== Objective ==
The required output is a single number: how many lines of the material contain the string "structured".

[START Data entries]

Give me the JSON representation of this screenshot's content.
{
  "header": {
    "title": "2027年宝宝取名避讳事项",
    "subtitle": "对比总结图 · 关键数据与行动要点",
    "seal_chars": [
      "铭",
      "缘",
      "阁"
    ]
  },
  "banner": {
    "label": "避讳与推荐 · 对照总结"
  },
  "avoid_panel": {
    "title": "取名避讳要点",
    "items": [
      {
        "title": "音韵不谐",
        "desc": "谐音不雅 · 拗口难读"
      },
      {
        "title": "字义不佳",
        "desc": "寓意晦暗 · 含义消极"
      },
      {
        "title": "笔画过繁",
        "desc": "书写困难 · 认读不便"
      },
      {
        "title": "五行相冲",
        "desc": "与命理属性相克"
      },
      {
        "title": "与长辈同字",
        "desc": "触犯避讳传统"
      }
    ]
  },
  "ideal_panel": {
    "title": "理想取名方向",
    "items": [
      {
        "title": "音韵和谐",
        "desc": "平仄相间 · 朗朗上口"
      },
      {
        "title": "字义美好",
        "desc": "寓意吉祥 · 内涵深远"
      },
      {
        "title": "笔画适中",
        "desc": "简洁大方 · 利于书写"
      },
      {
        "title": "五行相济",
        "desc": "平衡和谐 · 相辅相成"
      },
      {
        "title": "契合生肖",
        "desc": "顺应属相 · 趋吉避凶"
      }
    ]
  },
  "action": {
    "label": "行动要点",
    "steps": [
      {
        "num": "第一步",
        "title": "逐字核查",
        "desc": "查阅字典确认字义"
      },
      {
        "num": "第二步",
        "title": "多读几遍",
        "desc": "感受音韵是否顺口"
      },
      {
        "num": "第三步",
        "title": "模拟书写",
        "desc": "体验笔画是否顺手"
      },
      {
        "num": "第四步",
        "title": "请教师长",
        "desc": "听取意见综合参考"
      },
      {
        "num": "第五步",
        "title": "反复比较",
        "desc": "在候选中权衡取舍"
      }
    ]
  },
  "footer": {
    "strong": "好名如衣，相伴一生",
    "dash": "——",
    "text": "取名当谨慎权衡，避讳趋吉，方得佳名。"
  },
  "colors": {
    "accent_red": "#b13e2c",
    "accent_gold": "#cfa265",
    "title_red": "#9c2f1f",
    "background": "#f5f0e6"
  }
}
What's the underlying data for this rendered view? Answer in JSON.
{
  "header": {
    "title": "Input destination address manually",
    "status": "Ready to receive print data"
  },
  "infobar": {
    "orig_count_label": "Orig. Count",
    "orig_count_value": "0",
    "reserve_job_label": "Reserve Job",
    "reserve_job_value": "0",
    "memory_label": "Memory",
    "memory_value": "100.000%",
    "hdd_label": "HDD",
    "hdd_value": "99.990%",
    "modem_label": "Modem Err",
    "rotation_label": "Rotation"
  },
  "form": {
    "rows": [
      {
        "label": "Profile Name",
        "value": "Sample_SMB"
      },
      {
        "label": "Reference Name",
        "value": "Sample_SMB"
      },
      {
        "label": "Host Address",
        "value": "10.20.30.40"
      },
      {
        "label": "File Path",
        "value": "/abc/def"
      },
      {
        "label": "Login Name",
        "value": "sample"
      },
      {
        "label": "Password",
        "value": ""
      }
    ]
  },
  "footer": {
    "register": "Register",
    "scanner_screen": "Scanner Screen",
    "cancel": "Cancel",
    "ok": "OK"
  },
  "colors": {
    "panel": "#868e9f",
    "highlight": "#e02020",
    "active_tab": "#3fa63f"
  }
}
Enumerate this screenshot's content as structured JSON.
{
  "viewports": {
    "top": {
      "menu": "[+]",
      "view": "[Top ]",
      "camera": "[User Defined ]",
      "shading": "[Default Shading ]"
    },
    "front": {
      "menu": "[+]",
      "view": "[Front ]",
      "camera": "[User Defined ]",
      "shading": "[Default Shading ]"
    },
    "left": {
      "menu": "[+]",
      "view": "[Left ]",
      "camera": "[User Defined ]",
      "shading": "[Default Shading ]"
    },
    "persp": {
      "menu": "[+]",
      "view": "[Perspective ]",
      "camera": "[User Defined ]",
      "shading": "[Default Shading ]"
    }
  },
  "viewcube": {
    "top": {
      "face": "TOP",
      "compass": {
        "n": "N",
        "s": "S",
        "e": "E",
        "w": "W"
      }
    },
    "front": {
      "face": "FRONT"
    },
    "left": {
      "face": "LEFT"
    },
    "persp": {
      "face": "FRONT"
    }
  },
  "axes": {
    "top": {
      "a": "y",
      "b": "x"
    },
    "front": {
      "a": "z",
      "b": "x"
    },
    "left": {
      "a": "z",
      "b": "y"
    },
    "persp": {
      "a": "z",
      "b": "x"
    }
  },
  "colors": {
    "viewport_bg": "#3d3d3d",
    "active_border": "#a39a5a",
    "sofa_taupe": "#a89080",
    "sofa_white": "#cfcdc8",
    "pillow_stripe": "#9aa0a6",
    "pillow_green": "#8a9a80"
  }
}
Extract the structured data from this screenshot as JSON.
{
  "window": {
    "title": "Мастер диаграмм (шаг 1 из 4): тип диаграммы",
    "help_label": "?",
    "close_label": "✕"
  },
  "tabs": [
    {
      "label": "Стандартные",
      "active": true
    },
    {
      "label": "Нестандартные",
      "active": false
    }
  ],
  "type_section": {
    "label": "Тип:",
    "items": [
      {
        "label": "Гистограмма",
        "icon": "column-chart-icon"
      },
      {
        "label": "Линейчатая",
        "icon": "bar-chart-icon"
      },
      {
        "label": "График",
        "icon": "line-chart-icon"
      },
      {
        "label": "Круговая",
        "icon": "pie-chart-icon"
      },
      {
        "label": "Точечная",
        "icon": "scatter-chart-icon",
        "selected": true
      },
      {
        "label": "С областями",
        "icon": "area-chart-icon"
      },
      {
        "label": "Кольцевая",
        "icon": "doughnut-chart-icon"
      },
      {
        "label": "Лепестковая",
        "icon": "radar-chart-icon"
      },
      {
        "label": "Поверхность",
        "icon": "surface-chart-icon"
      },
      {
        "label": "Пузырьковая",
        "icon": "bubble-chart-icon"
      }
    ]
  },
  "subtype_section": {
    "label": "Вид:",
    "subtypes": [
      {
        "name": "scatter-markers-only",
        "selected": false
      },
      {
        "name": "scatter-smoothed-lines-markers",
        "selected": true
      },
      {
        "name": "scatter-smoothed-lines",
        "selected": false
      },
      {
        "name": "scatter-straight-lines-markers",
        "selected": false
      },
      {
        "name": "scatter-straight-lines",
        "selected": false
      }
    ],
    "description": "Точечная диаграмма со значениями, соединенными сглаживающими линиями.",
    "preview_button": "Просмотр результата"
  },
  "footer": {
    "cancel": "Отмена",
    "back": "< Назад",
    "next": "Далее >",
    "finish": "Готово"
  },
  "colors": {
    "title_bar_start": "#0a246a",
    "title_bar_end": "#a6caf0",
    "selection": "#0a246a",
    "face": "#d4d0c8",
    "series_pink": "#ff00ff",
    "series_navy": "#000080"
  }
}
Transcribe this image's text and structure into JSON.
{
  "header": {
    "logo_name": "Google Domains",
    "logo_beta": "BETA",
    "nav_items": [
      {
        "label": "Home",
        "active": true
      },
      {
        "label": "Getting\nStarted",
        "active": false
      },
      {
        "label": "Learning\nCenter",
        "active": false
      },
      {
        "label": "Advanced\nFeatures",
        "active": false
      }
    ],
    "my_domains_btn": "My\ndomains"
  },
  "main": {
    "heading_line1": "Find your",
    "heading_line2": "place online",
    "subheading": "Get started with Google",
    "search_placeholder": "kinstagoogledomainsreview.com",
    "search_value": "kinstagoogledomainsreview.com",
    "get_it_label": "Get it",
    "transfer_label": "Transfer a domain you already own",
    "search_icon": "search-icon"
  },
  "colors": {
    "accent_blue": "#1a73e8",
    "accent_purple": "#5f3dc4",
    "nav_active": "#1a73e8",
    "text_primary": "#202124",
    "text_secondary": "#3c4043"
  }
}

[END Data entries]

== Result of this task ==
2